◆ **Page text**:

§

CIRCLES researchers follow I-24 traffic via a video system.Michael Todd—Vanderbilt University

On first glance, the mid-November traffic on Nashville’s Interstate 24 looked like any other morning rush hour—too many cars packed onto a roadway at one time. But if you could access data inside every car, you’d notice that some weren’t speeding up and slowing down as aggressively as the rest. They were driving at a consistent speed instead of rushing to close the gap with the car in front of them. By doing so, they were avoiding much of the aggressive breaking and acceleration common in congested traffic. Under even closer examination, the calmer cars seemed to influence those behind them, turning the staccato rhythm of rush hour into a more constant flow.

The 100 “influencer” vehicles on the interstate were part of a test by CIRCLES, a consortium of universities, government and automakers like Nissan, GM and Toyota aiming to pair existing cruise control technology with A.I. and auto data connections to reduce the instabilities in traffic flow, known as “phantom jams,” that cause all sorts of problems on the road.

§

◆ **Provided information**:
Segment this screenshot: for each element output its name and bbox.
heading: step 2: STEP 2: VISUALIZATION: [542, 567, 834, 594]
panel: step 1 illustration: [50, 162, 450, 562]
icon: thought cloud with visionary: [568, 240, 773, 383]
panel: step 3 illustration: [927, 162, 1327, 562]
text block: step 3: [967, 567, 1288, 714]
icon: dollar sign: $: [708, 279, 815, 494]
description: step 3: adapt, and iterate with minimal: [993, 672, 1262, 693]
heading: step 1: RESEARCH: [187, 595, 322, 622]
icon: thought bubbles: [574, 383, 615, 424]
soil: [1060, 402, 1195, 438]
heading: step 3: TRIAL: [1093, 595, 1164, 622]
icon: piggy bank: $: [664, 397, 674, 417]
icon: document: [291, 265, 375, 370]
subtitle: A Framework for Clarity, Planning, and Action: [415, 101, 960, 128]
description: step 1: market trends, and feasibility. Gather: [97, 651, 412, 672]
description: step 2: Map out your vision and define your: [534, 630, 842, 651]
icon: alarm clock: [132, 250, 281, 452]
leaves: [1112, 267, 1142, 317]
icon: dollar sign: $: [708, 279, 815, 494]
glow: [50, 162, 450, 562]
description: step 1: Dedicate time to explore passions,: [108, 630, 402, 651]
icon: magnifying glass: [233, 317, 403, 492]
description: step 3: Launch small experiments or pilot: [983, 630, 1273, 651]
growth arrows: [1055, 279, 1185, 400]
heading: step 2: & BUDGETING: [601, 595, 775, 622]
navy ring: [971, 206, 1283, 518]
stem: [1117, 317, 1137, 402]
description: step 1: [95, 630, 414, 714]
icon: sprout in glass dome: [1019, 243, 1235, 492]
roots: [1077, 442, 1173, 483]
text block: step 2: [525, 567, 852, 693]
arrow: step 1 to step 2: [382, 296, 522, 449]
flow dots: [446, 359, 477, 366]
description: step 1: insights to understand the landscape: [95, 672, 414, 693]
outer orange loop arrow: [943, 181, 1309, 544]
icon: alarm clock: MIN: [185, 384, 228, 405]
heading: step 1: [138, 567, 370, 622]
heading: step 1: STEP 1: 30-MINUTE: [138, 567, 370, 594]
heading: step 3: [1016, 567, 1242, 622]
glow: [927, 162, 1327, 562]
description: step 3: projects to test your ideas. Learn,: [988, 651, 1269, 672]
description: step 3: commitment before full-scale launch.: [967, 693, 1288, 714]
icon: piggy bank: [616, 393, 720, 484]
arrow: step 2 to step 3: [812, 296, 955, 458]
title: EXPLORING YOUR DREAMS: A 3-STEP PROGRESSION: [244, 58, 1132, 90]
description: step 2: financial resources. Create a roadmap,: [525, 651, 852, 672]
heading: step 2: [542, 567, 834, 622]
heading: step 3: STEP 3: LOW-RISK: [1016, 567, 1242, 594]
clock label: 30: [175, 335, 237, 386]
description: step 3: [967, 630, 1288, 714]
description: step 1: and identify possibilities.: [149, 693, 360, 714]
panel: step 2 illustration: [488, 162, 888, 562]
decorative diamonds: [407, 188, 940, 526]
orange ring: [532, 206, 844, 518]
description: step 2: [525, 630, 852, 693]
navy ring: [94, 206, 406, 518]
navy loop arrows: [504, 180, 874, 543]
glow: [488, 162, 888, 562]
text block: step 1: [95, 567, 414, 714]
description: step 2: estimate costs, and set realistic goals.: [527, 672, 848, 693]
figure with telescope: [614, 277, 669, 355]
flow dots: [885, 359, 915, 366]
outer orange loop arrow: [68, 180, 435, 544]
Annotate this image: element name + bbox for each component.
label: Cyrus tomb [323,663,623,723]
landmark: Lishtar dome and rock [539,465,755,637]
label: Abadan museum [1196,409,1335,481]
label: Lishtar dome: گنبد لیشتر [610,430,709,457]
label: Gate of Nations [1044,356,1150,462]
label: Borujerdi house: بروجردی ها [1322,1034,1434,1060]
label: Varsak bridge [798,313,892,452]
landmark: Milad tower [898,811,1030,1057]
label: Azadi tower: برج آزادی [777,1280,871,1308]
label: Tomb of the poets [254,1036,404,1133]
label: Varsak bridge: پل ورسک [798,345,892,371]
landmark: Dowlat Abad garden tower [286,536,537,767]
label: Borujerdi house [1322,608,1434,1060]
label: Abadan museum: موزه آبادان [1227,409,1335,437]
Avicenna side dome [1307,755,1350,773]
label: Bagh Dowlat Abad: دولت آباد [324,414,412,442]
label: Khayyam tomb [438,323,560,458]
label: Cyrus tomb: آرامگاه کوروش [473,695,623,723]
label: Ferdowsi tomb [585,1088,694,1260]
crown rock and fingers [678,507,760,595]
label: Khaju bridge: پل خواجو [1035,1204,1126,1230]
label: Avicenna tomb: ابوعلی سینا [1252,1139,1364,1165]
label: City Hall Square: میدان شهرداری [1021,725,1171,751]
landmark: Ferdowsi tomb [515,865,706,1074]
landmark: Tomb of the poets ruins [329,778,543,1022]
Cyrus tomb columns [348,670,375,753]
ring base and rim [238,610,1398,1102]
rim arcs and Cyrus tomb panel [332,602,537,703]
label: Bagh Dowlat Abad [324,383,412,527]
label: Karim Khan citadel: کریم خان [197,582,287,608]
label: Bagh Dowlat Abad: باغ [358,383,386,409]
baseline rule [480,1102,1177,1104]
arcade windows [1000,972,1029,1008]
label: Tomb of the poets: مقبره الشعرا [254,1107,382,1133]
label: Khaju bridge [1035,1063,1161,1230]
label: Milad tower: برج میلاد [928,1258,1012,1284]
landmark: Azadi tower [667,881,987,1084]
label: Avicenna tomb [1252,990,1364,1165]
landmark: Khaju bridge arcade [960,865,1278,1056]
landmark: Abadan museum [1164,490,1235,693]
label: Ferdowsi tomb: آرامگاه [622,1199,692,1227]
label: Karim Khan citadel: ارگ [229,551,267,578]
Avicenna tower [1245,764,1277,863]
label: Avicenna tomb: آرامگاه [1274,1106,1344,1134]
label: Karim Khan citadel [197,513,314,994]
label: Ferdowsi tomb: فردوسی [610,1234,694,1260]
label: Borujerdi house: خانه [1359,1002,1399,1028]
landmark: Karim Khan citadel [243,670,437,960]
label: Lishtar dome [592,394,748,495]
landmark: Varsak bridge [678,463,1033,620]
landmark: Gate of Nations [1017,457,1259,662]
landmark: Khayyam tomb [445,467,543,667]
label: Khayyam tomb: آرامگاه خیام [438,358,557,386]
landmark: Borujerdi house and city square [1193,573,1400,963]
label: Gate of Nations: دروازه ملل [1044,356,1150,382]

§

◆ **The exercise**: Continue the article about the CIRCLES traffic test on Interstate 24, starting after its last sentence.

◆ **Answer to the problem**:
Specially-equipped cars sit in a parking lot in Nashville on Nov. 17, 2022. In a study, the cars’ cruise control was modified to react to the overall flow of traffic using artificial intelligence.
Mark Humphrey—AP

According to New York State’s Department of Transportation, so-called ‘Jack-rabbit’ starts and breaking can increase fuel consumption by 40%—but such aggressive driving only cuts travel time by 4%. Research in Belgium in the 1990s found that during rush hour each car’s fuel consumption and CO2 emissions increased by 20% to 45%. And a meta-analysis of accident data published in 2021 found that there was a 36% increase in crash injury risk during the morning commute.

Once the Tennessee data is crunched over the coming months, Alexandre Bayen, the UC Berkeley professor of electrical engineering and computer science who is leading the effort, expects it to show that introducing even a small number of connected, A.I.-powered vehicles—less than 5% of the total—to the traffic flow will cut energy consumption by 10%.

“You’re not going to get faster, you’re not going to get there slower, you’re going to get there at the same average speed except instead of doing stop, go, stop, go, you’ll just go at the average speed,” says Bayen, “which is much better experience, way better for energy, and also has been shown to create less accidents.”

Why are there so many bad drivers?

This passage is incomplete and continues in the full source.